◆ Problem statement ◆
For every line in the records that has the word "title", make a copy.

-------- Given records --------

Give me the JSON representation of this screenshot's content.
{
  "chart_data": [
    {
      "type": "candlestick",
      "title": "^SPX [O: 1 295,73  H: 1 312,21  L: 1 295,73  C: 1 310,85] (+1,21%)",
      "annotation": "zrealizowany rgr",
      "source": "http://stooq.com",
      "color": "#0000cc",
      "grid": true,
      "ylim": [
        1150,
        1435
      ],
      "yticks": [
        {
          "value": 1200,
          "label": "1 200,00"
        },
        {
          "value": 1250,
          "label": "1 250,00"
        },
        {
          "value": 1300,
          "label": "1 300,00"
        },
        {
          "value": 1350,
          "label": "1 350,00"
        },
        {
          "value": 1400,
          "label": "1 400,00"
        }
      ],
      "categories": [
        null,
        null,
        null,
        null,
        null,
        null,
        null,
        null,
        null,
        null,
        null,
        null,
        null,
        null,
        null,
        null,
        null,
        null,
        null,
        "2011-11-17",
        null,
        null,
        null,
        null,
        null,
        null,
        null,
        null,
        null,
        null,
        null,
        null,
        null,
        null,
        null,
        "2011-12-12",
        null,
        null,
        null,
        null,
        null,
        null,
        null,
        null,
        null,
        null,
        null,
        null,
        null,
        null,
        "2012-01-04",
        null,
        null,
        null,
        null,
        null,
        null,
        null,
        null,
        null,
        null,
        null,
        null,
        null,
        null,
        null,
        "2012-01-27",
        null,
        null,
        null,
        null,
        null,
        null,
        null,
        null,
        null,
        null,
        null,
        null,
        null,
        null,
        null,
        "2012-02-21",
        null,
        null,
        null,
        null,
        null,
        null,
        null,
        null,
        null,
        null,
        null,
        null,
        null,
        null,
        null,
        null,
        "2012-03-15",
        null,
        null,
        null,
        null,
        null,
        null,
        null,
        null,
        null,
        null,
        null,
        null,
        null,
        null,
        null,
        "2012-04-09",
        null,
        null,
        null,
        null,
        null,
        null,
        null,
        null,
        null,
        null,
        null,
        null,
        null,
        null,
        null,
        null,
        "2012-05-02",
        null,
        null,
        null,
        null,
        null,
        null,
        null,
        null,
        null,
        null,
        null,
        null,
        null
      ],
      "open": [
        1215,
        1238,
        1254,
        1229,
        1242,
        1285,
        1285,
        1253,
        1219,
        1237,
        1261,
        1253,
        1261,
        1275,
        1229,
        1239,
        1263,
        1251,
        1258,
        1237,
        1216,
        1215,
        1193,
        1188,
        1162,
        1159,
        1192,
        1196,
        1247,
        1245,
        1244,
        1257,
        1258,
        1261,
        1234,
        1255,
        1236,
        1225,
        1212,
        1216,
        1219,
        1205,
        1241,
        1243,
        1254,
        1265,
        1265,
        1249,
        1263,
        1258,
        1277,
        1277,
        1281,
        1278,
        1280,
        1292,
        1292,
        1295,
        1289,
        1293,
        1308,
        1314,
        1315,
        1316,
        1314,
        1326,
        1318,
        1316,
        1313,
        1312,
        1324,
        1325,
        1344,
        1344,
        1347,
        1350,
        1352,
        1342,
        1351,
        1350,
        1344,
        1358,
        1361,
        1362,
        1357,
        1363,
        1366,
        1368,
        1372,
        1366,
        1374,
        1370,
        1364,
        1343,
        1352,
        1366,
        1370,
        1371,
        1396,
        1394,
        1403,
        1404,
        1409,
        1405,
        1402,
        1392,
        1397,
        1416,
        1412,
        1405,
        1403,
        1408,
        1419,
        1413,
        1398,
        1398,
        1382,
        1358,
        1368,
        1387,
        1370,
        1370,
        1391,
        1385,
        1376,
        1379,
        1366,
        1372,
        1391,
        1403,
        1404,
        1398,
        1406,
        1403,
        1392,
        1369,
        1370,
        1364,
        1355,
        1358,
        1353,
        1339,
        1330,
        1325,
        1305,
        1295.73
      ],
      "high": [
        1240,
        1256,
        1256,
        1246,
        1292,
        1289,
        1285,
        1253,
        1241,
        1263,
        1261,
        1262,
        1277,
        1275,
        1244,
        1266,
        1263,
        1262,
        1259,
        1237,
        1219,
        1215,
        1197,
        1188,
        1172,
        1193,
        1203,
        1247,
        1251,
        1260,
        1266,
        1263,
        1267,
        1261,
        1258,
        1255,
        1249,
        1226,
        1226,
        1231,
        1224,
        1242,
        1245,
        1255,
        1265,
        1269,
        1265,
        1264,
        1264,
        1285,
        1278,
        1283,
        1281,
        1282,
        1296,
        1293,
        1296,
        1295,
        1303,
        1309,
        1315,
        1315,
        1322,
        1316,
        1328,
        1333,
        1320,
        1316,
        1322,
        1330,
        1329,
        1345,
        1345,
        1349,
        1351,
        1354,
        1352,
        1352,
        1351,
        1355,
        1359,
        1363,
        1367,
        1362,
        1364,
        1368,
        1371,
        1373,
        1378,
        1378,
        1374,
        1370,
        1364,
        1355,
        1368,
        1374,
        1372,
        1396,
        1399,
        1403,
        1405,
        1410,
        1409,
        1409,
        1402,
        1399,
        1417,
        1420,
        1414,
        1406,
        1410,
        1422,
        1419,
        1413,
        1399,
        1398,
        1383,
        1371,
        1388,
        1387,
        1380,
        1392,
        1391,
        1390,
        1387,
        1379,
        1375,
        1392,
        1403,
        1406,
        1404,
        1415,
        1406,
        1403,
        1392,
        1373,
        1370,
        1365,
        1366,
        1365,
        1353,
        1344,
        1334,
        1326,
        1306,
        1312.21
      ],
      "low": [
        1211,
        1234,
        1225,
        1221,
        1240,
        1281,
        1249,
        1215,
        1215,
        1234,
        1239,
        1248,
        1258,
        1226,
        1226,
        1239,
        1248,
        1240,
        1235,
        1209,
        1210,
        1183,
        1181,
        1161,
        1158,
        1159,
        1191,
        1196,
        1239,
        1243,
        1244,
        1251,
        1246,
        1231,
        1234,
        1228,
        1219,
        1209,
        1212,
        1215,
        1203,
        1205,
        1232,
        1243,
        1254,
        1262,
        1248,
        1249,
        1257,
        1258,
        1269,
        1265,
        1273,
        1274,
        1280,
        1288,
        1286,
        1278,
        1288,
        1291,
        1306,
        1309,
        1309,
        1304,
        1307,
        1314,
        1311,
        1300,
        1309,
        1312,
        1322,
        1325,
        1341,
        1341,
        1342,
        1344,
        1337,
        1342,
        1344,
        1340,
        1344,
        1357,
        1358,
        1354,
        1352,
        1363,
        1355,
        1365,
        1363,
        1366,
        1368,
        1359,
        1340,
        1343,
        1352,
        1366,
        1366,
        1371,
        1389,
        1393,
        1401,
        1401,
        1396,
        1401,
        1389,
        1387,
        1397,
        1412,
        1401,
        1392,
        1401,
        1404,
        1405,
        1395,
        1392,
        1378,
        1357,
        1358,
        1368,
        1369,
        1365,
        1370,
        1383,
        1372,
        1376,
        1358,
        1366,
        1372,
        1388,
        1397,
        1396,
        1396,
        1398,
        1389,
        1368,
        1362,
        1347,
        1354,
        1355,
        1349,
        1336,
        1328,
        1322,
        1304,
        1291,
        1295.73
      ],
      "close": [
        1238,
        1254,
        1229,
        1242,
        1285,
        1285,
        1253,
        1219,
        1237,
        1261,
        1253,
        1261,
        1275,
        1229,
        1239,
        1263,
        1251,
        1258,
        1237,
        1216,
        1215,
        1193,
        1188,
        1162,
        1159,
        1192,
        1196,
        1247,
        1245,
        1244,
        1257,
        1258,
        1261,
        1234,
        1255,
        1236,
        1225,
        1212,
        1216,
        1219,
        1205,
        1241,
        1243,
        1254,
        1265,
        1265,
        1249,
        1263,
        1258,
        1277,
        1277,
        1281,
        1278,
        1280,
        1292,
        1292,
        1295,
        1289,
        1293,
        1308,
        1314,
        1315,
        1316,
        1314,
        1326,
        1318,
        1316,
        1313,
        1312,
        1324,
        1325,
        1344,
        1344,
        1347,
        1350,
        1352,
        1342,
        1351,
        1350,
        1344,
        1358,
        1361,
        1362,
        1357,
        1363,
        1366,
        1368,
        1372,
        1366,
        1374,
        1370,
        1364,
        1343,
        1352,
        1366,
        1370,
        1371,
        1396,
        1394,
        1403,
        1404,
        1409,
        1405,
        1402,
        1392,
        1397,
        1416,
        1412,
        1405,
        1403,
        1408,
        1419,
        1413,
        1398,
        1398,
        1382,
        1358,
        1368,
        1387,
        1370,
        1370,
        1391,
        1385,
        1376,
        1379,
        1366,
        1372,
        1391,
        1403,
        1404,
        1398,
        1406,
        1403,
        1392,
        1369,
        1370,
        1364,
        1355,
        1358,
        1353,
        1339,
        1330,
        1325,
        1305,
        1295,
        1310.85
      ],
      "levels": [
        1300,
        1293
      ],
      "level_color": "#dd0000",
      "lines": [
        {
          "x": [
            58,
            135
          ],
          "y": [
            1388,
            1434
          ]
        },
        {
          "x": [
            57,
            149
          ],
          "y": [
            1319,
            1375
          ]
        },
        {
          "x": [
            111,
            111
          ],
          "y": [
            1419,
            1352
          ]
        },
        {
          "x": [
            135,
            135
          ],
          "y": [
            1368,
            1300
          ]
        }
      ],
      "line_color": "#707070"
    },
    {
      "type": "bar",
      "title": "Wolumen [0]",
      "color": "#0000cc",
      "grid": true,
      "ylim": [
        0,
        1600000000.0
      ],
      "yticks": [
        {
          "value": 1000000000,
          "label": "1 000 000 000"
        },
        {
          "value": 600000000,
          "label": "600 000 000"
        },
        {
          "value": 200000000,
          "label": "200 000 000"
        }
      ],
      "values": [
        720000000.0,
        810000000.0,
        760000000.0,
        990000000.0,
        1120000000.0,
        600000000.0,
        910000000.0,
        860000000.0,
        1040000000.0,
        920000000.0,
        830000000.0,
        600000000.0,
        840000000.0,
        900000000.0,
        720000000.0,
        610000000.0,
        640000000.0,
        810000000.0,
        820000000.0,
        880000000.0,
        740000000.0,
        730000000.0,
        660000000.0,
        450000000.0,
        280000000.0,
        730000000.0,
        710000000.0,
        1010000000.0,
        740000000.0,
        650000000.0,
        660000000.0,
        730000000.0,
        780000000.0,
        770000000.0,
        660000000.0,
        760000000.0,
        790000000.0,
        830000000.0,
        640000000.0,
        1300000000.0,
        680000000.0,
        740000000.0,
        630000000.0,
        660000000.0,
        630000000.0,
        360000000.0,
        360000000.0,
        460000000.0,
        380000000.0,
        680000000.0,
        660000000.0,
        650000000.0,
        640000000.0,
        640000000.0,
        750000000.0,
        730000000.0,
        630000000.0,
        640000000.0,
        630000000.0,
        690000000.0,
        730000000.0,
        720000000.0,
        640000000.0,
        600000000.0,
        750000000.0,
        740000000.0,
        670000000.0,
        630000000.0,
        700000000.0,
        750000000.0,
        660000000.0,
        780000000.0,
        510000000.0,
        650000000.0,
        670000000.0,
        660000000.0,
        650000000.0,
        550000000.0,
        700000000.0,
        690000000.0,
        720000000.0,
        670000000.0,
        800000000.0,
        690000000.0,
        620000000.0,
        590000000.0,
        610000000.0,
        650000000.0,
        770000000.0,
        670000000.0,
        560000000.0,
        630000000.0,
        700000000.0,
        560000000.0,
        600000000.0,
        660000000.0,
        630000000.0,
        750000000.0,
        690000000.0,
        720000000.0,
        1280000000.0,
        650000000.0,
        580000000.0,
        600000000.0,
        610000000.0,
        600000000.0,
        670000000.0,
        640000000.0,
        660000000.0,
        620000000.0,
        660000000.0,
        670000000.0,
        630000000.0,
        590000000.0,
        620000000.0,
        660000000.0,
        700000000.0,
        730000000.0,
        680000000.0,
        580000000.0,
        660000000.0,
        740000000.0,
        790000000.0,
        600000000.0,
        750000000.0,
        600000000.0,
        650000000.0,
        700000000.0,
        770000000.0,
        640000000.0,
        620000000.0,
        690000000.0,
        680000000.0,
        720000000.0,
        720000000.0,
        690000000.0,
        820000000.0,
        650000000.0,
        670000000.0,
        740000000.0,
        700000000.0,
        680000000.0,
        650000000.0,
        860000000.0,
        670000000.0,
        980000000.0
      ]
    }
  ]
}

--------

◆ Complete response ◆
      "title": "^SPX [O: 1 295,73  H: 1 312,21  L: 1 295,73  C: 1 310,85] (+1,21%)",
      "title": "Wolumen [0]",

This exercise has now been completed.